* [AIM OF THE EXERCISE]
Filter the entries and keep only the lines where the string "diğer" appears.

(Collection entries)
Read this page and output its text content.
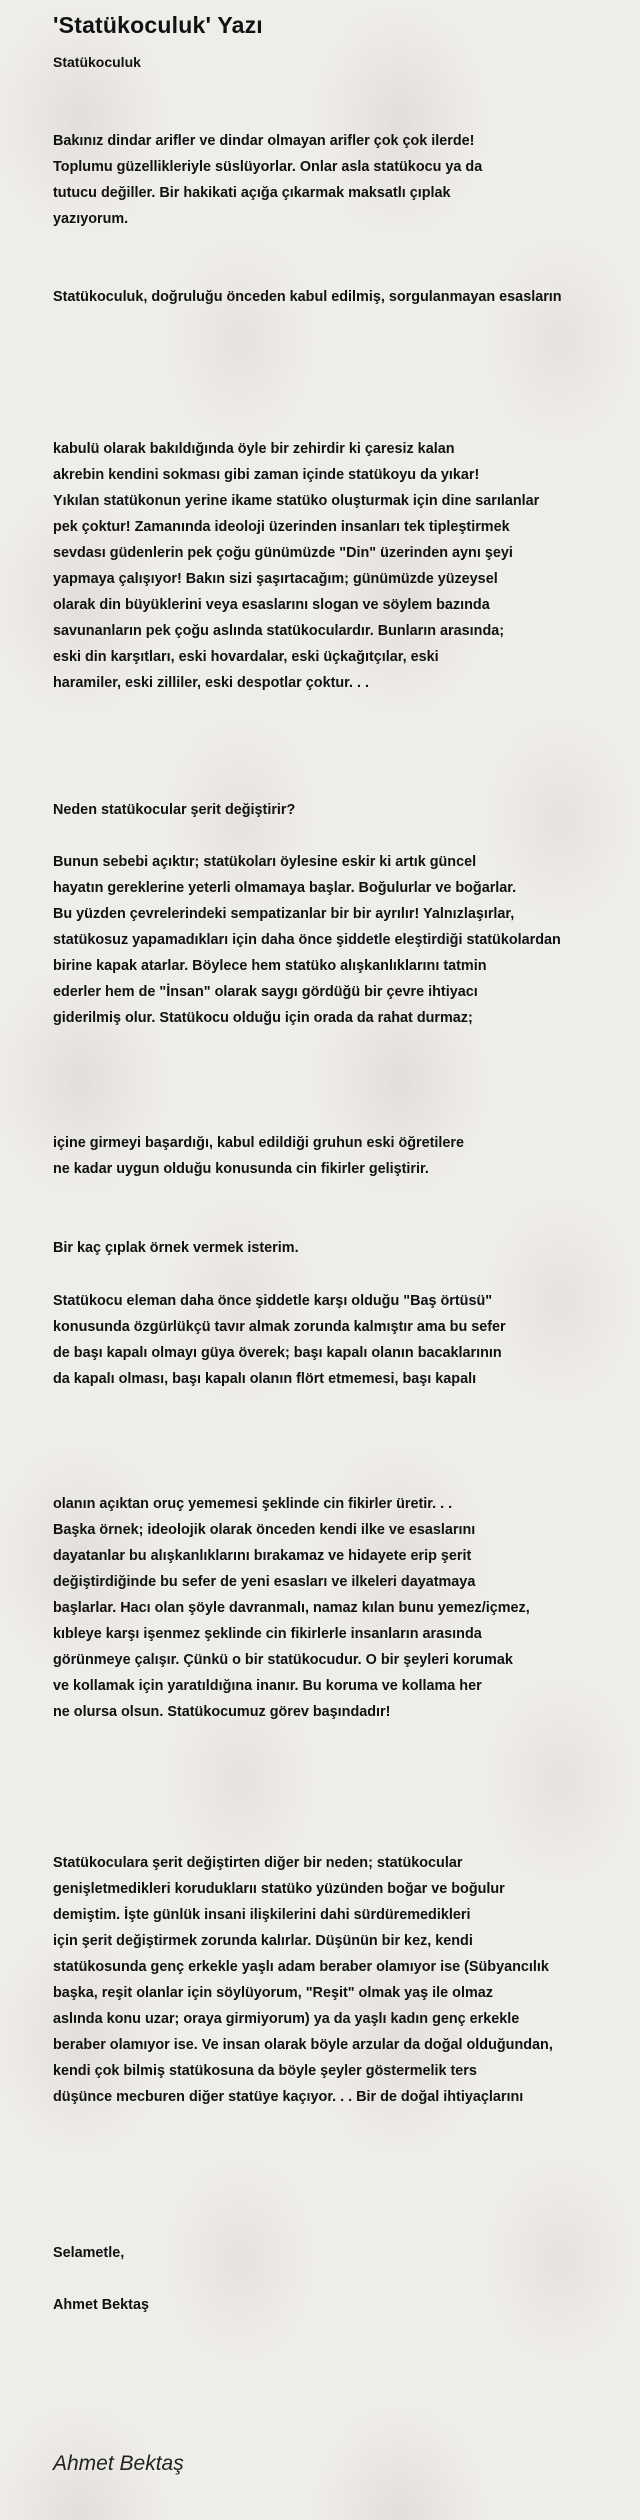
'Statükoculuk' Yazı
Statükoculuk
Bakınız dindar arifler ve dindar olmayan arifler çok çok ilerde!
Toplumu güzellikleriyle süslüyorlar. Onlar asla statükocu ya da
tutucu değiller. Bir hakikati açığa çıkarmak maksatlı çıplak
yazıyorum.
Statükoculuk, doğruluğu önceden kabul edilmiş, sorgulanmayan esasların
kabulü olarak bakıldığında öyle bir zehirdir ki çaresiz kalan
akrebin kendini sokması gibi zaman içinde statükoyu da yıkar!
Yıkılan statükonun yerine ikame statüko oluşturmak için dine sarılanlar
pek çoktur! Zamanında ideoloji üzerinden insanları tek tipleştirmek
sevdası güdenlerin pek çoğu günümüzde "Din" üzerinden aynı şeyi
yapmaya çalışıyor! Bakın sizi şaşırtacağım; günümüzde yüzeysel
olarak din büyüklerini veya esaslarını slogan ve söylem bazında
savunanların pek çoğu aslında statükoculardır. Bunların arasında;
eski din karşıtları, eski hovardalar, eski üçkağıtçılar, eski
haramiler, eski zilliler, eski despotlar çoktur. . .
Neden statükocular şerit değiştirir?
Bunun sebebi açıktır; statükoları öylesine eskir ki artık güncel
hayatın gereklerine yeterli olmamaya başlar. Boğulurlar ve boğarlar.
Bu yüzden çevrelerindeki sempatizanlar bir bir ayrılır! Yalnızlaşırlar,
statükosuz yapamadıkları için daha önce şiddetle eleştirdiği statükolardan
birine kapak atarlar. Böylece hem statüko alışkanlıklarını tatmin
ederler hem de "İnsan" olarak saygı gördüğü bir çevre ihtiyacı
giderilmiş olur. Statükocu olduğu için orada da rahat durmaz;
içine girmeyi başardığı, kabul edildiği gruhun eski öğretilere
ne kadar uygun olduğu konusunda cin fikirler geliştirir.
Bir kaç çıplak örnek vermek isterim.
Statükocu eleman daha önce şiddetle karşı olduğu "Baş örtüsü"
konusunda özgürlükçü tavır almak zorunda kalmıştır ama bu sefer
de başı kapalı olmayı güya överek; başı kapalı olanın bacaklarının
da kapalı olması, başı kapalı olanın flört etmemesi, başı kapalı
olanın açıktan oruç yememesi şeklinde cin fikirler üretir. . .
Başka örnek; ideolojik olarak önceden kendi ilke ve esaslarını
dayatanlar bu alışkanlıklarını bırakamaz ve hidayete erip şerit
değiştirdiğinde bu sefer de yeni esasları ve ilkeleri dayatmaya
başlarlar. Hacı olan şöyle davranmalı, namaz kılan bunu yemez/içmez,
kıbleye karşı işenmez şeklinde cin fikirlerle insanların arasında
görünmeye çalışır. Çünkü o bir statükocudur. O bir şeyleri korumak
ve kollamak için yaratıldığına inanır. Bu koruma ve kollama her
ne olursa olsun. Statükocumuz görev başındadır!
Statükoculara şerit değiştirten diğer bir neden; statükocular
genişletmedikleri koruduklarıı statüko yüzünden boğar ve boğulur
demiştim. İşte günlük insani ilişkilerini dahi sürdüremedikleri
için şerit değiştirmek zorunda kalırlar. Düşünün bir kez, kendi
statükosunda genç erkekle yaşlı adam beraber olamıyor ise (Sübyancılık
başka, reşit olanlar için söylüyorum, "Reşit" olmak yaş ile olmaz
aslında konu uzar; oraya girmiyorum) ya da yaşlı kadın genç erkekle
beraber olamıyor ise. Ve insan olarak böyle arzular da doğal olduğundan,
kendi çok bilmiş statükosuna da böyle şeyler göstermelik ters
düşünce mecburen diğer statüye kaçıyor. . . Bir de doğal ihtiyaçlarını
Selametle,
Ahmet Bektaş
Ahmet Bektaş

* [SOLUTION FOR THIS PROBLEM]
Statükoculara şerit değiştirten diğer bir neden; statükocular
düşünce mecburen diğer statüye kaçıyor. . . Bir de doğal ihtiyaçlarını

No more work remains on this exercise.